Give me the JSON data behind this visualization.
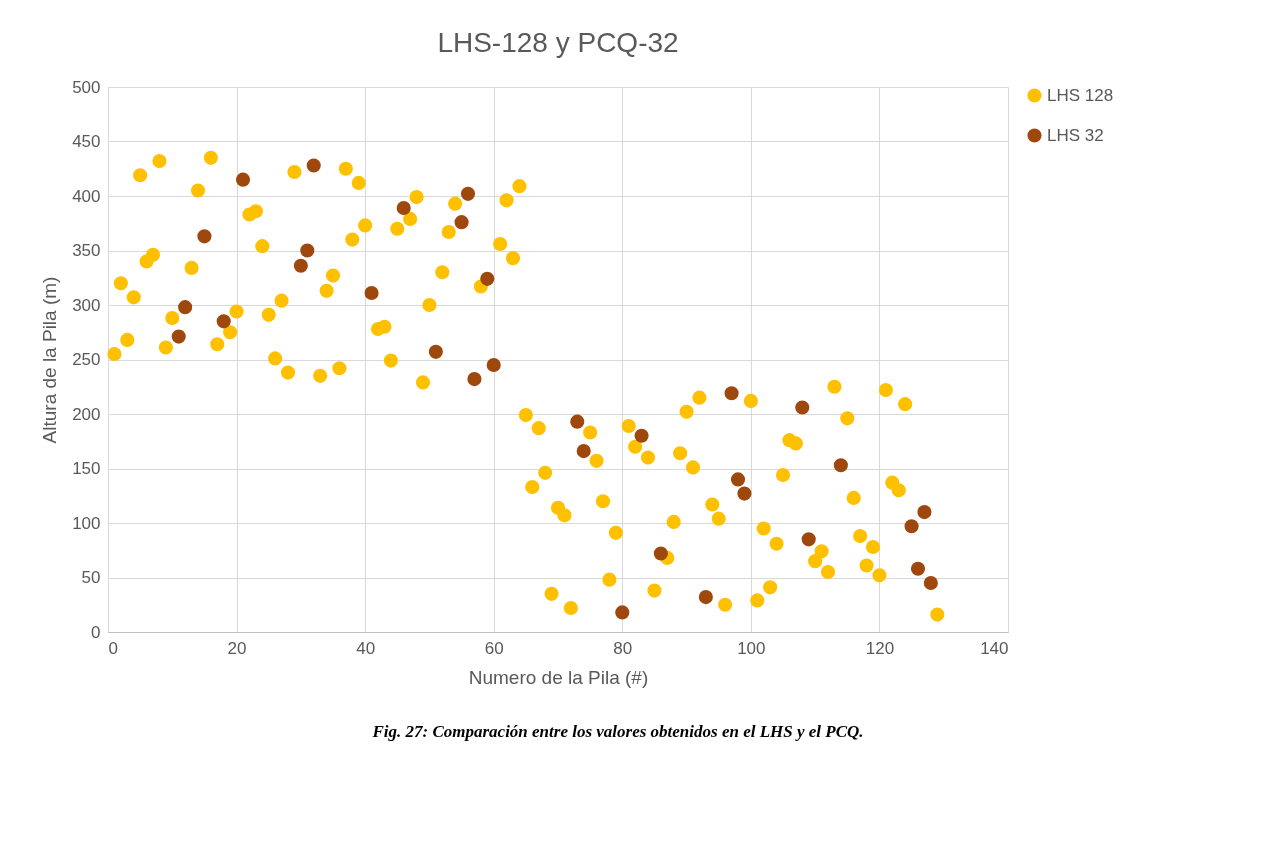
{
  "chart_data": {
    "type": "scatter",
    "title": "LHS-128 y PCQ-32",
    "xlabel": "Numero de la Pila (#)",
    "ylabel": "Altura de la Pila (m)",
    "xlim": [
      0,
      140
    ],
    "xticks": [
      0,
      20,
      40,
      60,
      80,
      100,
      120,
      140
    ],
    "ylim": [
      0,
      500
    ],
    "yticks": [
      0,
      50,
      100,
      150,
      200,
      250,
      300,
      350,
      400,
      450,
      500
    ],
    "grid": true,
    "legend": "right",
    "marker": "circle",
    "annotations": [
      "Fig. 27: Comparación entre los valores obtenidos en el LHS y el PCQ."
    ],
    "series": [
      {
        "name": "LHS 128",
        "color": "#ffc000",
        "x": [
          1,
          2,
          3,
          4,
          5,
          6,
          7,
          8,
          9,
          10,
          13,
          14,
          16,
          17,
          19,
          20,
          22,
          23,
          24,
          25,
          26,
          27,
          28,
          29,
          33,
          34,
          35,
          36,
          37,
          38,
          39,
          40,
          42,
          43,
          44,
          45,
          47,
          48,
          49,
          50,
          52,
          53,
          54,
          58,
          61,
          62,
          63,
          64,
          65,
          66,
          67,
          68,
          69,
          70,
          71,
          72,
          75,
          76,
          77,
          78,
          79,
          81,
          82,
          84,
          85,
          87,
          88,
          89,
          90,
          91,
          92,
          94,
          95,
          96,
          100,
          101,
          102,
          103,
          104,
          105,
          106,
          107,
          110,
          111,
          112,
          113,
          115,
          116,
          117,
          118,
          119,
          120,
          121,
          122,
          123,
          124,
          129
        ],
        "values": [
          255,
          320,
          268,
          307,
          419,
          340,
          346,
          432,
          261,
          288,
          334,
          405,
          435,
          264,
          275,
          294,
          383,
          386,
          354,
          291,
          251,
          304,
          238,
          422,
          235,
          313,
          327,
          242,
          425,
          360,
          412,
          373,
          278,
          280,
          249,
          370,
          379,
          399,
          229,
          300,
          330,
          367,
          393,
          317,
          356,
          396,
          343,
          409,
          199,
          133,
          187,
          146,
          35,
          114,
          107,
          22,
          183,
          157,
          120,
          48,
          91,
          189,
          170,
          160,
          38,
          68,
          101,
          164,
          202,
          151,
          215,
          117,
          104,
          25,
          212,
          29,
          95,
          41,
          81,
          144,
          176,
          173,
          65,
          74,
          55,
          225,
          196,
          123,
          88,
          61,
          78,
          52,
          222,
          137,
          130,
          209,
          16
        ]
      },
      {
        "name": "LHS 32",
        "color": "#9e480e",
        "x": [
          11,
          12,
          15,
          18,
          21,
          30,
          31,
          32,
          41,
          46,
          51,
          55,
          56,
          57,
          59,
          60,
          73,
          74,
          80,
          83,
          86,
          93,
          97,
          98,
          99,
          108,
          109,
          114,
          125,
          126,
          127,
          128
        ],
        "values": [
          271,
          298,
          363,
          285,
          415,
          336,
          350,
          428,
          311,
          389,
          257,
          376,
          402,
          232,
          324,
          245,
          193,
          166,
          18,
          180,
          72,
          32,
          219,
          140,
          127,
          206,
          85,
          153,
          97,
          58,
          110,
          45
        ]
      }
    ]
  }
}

------

SHORT EXERCISE:
Select every line of the records holding the string "Pila".

IN RESPONSE:
    "xlabel": "Numero de la Pila (#)",
    "ylabel": "Altura de la Pila (m)",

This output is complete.